▸ **Written task**: Print out every line, exactly as written.

[Lines of data]
____

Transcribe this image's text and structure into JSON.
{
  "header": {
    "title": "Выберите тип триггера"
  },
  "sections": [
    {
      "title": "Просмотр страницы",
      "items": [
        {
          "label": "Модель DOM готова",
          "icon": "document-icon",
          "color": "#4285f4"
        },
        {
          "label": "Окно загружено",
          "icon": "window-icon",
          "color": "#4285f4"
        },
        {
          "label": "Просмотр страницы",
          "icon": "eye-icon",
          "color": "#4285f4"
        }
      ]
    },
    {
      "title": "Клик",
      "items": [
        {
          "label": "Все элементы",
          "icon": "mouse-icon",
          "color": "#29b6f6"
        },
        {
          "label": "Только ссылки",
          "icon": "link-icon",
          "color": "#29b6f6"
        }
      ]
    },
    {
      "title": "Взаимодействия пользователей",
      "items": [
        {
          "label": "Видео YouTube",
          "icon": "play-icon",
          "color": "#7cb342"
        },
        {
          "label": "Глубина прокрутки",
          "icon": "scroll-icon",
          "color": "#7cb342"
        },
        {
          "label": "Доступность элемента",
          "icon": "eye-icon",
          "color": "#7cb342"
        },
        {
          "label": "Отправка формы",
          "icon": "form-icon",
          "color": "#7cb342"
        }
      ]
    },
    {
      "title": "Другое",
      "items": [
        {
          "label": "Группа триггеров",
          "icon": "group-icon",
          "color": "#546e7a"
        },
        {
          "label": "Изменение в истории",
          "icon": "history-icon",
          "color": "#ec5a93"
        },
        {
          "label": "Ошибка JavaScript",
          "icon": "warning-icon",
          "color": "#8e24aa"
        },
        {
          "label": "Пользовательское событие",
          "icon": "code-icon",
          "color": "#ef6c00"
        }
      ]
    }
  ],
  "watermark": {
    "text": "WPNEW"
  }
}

____

▸ **Solution**:
Transcribe this image's text and structure into JSON.
{
  "header": {
    "title": "Выберите тип триггера"
  },
  "sections": [
    {
      "title": "Просмотр страницы",
      "items": [
        {
          "label": "Модель DOM готова",
          "icon": "document-icon",
          "color": "#4285f4"
        },
        {
          "label": "Окно загружено",
          "icon": "window-icon",
          "color": "#4285f4"
        },
        {
          "label": "Просмотр страницы",
          "icon": "eye-icon",
          "color": "#4285f4"
        }
      ]
    },
    {
      "title": "Клик",
      "items": [
        {
          "label": "Все элементы",
          "icon": "mouse-icon",
          "color": "#29b6f6"
        },
        {
          "label": "Только ссылки",
          "icon": "link-icon",
          "color": "#29b6f6"
        }
      ]
    },
    {
      "title": "Взаимодействия пользователей",
      "items": [
        {
          "label": "Видео YouTube",
          "icon": "play-icon",
          "color": "#7cb342"
        },
        {
          "label": "Глубина прокрутки",
          "icon": "scroll-icon",
          "color": "#7cb342"
        },
        {
          "label": "Доступность элемента",
          "icon": "eye-icon",
          "color": "#7cb342"
        },
        {
          "label": "Отправка формы",
          "icon": "form-icon",
          "color": "#7cb342"
        }
      ]
    },
    {
      "title": "Другое",
      "items": [
        {
          "label": "Группа триггеров",
          "icon": "group-icon",
          "color": "#546e7a"
        },
        {
          "label": "Изменение в истории",
          "icon": "history-icon",
          "color": "#ec5a93"
        },
        {
          "label": "Ошибка JavaScript",
          "icon": "warning-icon",
          "color": "#8e24aa"
        },
        {
          "label": "Пользовательское событие",
          "icon": "code-icon",
          "color": "#ef6c00"
        }
      ]
    }
  ],
  "watermark": {
    "text": "WPNEW"
  }
}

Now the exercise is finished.